What you have to do:
Tally the lines holding the word "следующий" and state the count by itself.

──────────────────────────────

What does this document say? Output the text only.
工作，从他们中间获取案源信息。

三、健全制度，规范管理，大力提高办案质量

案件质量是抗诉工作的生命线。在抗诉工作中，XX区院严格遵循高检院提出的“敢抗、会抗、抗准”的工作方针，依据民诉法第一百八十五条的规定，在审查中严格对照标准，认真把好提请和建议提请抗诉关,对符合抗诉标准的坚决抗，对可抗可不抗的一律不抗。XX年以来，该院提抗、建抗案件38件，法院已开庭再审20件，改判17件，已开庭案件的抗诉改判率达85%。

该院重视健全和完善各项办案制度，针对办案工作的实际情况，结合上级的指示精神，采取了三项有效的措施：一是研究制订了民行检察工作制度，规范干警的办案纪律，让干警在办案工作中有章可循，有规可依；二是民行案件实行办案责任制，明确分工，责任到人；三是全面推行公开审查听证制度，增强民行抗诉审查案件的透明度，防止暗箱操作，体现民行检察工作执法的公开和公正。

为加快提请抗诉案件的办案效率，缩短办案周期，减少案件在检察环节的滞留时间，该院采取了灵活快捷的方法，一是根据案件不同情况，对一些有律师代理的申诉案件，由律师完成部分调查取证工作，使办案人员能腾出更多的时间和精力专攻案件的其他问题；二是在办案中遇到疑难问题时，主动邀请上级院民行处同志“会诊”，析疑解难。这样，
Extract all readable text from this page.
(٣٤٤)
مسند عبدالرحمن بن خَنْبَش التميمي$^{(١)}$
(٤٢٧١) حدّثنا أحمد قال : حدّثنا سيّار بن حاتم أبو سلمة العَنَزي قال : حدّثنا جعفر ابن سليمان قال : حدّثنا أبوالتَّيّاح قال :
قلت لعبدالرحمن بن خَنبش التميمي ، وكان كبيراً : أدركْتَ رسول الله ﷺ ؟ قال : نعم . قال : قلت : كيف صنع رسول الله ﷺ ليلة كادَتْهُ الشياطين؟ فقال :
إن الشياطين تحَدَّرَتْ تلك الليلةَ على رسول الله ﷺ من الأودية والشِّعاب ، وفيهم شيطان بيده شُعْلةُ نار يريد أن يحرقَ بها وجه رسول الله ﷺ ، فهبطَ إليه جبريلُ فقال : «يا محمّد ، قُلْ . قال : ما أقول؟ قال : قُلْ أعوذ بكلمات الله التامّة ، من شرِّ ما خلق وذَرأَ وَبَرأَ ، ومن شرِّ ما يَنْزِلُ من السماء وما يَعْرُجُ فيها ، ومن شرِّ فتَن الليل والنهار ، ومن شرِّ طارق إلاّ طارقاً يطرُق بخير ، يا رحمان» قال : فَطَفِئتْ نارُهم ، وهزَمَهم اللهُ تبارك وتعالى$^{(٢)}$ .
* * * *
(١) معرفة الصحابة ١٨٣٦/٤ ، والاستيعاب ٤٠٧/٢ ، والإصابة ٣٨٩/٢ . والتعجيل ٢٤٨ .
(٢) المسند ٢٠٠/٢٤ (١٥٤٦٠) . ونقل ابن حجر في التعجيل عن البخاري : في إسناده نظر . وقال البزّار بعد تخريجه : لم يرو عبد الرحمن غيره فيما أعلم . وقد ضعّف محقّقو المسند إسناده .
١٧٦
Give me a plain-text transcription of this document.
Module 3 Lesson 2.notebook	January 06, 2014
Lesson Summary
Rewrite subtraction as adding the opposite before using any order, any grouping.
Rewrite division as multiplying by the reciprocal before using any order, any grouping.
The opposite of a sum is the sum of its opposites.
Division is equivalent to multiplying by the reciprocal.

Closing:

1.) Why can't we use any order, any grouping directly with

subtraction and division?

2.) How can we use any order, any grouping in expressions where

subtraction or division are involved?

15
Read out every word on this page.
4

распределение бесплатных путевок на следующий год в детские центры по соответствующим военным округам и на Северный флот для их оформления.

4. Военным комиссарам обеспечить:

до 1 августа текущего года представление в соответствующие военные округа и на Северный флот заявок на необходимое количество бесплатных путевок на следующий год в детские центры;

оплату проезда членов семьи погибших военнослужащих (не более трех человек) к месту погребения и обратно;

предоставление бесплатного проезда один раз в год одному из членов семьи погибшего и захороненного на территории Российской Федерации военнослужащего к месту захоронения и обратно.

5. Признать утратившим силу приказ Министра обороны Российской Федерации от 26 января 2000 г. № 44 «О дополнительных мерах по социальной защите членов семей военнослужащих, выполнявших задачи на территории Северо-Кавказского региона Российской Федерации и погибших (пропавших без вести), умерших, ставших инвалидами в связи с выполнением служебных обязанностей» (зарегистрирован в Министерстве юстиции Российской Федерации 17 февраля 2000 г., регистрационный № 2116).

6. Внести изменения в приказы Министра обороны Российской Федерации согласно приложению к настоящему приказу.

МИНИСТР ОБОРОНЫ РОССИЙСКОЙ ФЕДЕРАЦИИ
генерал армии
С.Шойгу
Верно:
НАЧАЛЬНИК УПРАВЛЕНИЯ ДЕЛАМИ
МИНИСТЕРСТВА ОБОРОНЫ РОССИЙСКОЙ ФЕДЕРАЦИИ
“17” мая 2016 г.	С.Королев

──────────────────────────────

Response to the task:
2